Provided entries.
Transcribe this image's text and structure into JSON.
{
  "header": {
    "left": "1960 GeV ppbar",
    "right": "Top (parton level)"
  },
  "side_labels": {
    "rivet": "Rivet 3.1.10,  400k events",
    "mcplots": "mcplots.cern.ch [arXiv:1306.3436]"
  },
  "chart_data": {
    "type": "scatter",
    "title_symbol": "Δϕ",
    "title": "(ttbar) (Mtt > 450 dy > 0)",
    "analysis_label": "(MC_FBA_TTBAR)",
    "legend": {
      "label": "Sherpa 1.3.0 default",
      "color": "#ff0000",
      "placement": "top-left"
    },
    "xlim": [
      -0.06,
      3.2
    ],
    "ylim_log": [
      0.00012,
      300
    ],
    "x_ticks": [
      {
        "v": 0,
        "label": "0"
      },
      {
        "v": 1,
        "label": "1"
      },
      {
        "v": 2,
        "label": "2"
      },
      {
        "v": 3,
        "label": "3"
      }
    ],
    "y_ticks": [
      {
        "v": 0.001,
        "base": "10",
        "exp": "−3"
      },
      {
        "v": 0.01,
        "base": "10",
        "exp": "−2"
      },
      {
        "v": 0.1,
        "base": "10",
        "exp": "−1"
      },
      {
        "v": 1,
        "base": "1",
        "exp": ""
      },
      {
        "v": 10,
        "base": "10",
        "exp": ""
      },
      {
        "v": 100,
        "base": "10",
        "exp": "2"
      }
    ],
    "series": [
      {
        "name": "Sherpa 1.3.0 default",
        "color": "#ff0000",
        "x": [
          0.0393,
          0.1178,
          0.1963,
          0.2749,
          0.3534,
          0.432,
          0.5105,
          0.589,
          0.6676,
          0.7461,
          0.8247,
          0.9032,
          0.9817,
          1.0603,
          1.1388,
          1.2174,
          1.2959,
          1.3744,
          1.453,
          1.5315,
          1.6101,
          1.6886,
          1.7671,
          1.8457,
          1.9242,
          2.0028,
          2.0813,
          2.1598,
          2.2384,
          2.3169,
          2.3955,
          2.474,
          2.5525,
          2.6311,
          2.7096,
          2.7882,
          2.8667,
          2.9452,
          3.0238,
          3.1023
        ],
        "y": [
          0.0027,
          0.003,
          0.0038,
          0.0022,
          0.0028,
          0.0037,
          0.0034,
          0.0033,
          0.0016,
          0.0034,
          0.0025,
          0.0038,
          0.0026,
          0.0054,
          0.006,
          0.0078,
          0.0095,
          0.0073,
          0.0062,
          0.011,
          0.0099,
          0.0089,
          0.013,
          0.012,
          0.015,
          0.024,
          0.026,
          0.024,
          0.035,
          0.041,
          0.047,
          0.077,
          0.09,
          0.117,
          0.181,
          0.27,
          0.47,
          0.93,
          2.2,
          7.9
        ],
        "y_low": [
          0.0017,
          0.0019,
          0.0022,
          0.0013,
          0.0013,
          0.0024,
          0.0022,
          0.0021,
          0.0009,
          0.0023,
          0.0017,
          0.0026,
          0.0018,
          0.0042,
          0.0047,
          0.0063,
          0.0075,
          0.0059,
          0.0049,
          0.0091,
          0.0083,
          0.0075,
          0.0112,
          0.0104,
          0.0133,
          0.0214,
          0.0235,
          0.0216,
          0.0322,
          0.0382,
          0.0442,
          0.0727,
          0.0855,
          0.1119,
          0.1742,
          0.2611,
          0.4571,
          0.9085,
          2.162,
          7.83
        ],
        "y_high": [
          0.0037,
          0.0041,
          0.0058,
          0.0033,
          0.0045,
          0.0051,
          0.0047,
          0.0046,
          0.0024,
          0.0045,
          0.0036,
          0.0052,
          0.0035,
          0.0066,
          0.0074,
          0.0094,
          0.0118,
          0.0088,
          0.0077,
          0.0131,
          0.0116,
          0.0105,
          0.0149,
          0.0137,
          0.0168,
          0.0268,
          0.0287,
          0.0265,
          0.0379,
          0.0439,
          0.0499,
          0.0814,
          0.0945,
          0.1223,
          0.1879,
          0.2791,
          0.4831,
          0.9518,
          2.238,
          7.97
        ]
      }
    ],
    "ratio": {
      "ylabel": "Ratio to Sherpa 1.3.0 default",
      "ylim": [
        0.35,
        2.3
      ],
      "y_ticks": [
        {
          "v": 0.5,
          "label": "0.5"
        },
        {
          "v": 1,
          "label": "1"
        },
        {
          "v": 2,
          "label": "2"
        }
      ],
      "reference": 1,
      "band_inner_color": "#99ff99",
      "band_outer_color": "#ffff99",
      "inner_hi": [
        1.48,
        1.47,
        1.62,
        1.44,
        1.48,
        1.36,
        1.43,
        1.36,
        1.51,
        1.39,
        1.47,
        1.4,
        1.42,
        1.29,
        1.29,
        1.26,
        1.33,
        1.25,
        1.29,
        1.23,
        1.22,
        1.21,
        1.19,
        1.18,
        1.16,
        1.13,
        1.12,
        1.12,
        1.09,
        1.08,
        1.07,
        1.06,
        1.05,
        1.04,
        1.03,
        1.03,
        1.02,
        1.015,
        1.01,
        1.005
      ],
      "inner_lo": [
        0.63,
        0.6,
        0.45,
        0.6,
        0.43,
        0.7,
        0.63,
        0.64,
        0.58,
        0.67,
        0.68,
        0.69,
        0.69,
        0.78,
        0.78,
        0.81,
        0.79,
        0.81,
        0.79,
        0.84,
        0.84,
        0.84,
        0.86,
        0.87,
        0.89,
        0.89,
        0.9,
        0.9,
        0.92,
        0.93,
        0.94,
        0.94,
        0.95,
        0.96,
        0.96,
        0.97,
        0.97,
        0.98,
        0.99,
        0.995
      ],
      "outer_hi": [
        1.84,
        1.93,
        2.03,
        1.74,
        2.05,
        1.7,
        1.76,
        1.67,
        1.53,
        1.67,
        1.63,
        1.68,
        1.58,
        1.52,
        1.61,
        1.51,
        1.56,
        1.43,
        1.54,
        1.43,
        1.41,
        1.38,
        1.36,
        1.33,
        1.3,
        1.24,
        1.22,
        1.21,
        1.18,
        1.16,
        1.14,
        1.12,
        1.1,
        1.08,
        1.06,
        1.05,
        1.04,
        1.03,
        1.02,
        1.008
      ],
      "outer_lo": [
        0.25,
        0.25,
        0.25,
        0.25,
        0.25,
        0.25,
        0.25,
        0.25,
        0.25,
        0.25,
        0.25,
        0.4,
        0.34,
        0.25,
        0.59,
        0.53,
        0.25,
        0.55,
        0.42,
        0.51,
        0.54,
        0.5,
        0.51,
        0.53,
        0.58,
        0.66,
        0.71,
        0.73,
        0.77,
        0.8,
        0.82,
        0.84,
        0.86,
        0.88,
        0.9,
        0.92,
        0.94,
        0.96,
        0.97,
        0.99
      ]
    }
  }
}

Work required. Extract the complete listing above, reproducing each line exactly.

Answer.
Transcribe this image's text and structure into JSON.
{
  "header": {
    "left": "1960 GeV ppbar",
    "right": "Top (parton level)"
  },
  "side_labels": {
    "rivet": "Rivet 3.1.10,  400k events",
    "mcplots": "mcplots.cern.ch [arXiv:1306.3436]"
  },
  "chart_data": {
    "type": "scatter",
    "title_symbol": "Δϕ",
    "title": "(ttbar) (Mtt > 450 dy > 0)",
    "analysis_label": "(MC_FBA_TTBAR)",
    "legend": {
      "label": "Sherpa 1.3.0 default",
      "color": "#ff0000",
      "placement": "top-left"
    },
    "xlim": [
      -0.06,
      3.2
    ],
    "ylim_log": [
      0.00012,
      300
    ],
    "x_ticks": [
      {
        "v": 0,
        "label": "0"
      },
      {
        "v": 1,
        "label": "1"
      },
      {
        "v": 2,
        "label": "2"
      },
      {
        "v": 3,
        "label": "3"
      }
    ],
    "y_ticks": [
      {
        "v": 0.001,
        "base": "10",
        "exp": "−3"
      },
      {
        "v": 0.01,
        "base": "10",
        "exp": "−2"
      },
      {
        "v": 0.1,
        "base": "10",
        "exp": "−1"
      },
      {
        "v": 1,
        "base": "1",
        "exp": ""
      },
      {
        "v": 10,
        "base": "10",
        "exp": ""
      },
      {
        "v": 100,
        "base": "10",
        "exp": "2"
      }
    ],
    "series": [
      {
        "name": "Sherpa 1.3.0 default",
        "color": "#ff0000",
        "x": [
          0.0393,
          0.1178,
          0.1963,
          0.2749,
          0.3534,
          0.432,
          0.5105,
          0.589,
          0.6676,
          0.7461,
          0.8247,
          0.9032,
          0.9817,
          1.0603,
          1.1388,
          1.2174,
          1.2959,
          1.3744,
          1.453,
          1.5315,
          1.6101,
          1.6886,
          1.7671,
          1.8457,
          1.9242,
          2.0028,
          2.0813,
          2.1598,
          2.2384,
          2.3169,
          2.3955,
          2.474,
          2.5525,
          2.6311,
          2.7096,
          2.7882,
          2.8667,
          2.9452,
          3.0238,
          3.1023
        ],
        "y": [
          0.0027,
          0.003,
          0.0038,
          0.0022,
          0.0028,
          0.0037,
          0.0034,
          0.0033,
          0.0016,
          0.0034,
          0.0025,
          0.0038,
          0.0026,
          0.0054,
          0.006,
          0.0078,
          0.0095,
          0.0073,
          0.0062,
          0.011,
          0.0099,
          0.0089,
          0.013,
          0.012,
          0.015,
          0.024,
          0.026,
          0.024,
          0.035,
          0.041,
          0.047,
          0.077,
          0.09,
          0.117,
          0.181,
          0.27,
          0.47,
          0.93,
          2.2,
          7.9
        ],
        "y_low": [
          0.0017,
          0.0019,
          0.0022,
          0.0013,
          0.0013,
          0.0024,
          0.0022,
          0.0021,
          0.0009,
          0.0023,
          0.0017,
          0.0026,
          0.0018,
          0.0042,
          0.0047,
          0.0063,
          0.0075,
          0.0059,
          0.0049,
          0.0091,
          0.0083,
          0.0075,
          0.0112,
          0.0104,
          0.0133,
          0.0214,
          0.0235,
          0.0216,
          0.0322,
          0.0382,
          0.0442,
          0.0727,
          0.0855,
          0.1119,
          0.1742,
          0.2611,
          0.4571,
          0.9085,
          2.162,
          7.83
        ],
        "y_high": [
          0.0037,
          0.0041,
          0.0058,
          0.0033,
          0.0045,
          0.0051,
          0.0047,
          0.0046,
          0.0024,
          0.0045,
          0.0036,
          0.0052,
          0.0035,
          0.0066,
          0.0074,
          0.0094,
          0.0118,
          0.0088,
          0.0077,
          0.0131,
          0.0116,
          0.0105,
          0.0149,
          0.0137,
          0.0168,
          0.0268,
          0.0287,
          0.0265,
          0.0379,
          0.0439,
          0.0499,
          0.0814,
          0.0945,
          0.1223,
          0.1879,
          0.2791,
          0.4831,
          0.9518,
          2.238,
          7.97
        ]
      }
    ],
    "ratio": {
      "ylabel": "Ratio to Sherpa 1.3.0 default",
      "ylim": [
        0.35,
        2.3
      ],
      "y_ticks": [
        {
          "v": 0.5,
          "label": "0.5"
        },
        {
          "v": 1,
          "label": "1"
        },
        {
          "v": 2,
          "label": "2"
        }
      ],
      "reference": 1,
      "band_inner_color": "#99ff99",
      "band_outer_color": "#ffff99",
      "inner_hi": [
        1.48,
        1.47,
        1.62,
        1.44,
        1.48,
        1.36,
        1.43,
        1.36,
        1.51,
        1.39,
        1.47,
        1.4,
        1.42,
        1.29,
        1.29,
        1.26,
        1.33,
        1.25,
        1.29,
        1.23,
        1.22,
        1.21,
        1.19,
        1.18,
        1.16,
        1.13,
        1.12,
        1.12,
        1.09,
        1.08,
        1.07,
        1.06,
        1.05,
        1.04,
        1.03,
        1.03,
        1.02,
        1.015,
        1.01,
        1.005
      ],
      "inner_lo": [
        0.63,
        0.6,
        0.45,
        0.6,
        0.43,
        0.7,
        0.63,
        0.64,
        0.58,
        0.67,
        0.68,
        0.69,
        0.69,
        0.78,
        0.78,
        0.81,
        0.79,
        0.81,
        0.79,
        0.84,
        0.84,
        0.84,
        0.86,
        0.87,
        0.89,
        0.89,
        0.9,
        0.9,
        0.92,
        0.93,
        0.94,
        0.94,
        0.95,
        0.96,
        0.96,
        0.97,
        0.97,
        0.98,
        0.99,
        0.995
      ],
      "outer_hi": [
        1.84,
        1.93,
        2.03,
        1.74,
        2.05,
        1.7,
        1.76,
        1.67,
        1.53,
        1.67,
        1.63,
        1.68,
        1.58,
        1.52,
        1.61,
        1.51,
        1.56,
        1.43,
        1.54,
        1.43,
        1.41,
        1.38,
        1.36,
        1.33,
        1.3,
        1.24,
        1.22,
        1.21,
        1.18,
        1.16,
        1.14,
        1.12,
        1.1,
        1.08,
        1.06,
        1.05,
        1.04,
        1.03,
        1.02,
        1.008
      ],
      "outer_lo": [
        0.25,
        0.25,
        0.25,
        0.25,
        0.25,
        0.25,
        0.25,
        0.25,
        0.25,
        0.25,
        0.25,
        0.4,
        0.34,
        0.25,
        0.59,
        0.53,
        0.25,
        0.55,
        0.42,
        0.51,
        0.54,
        0.5,
        0.51,
        0.53,
        0.58,
        0.66,
        0.71,
        0.73,
        0.77,
        0.8,
        0.82,
        0.84,
        0.86,
        0.88,
        0.9,
        0.92,
        0.94,
        0.96,
        0.97,
        0.99
      ]
    }
  }
}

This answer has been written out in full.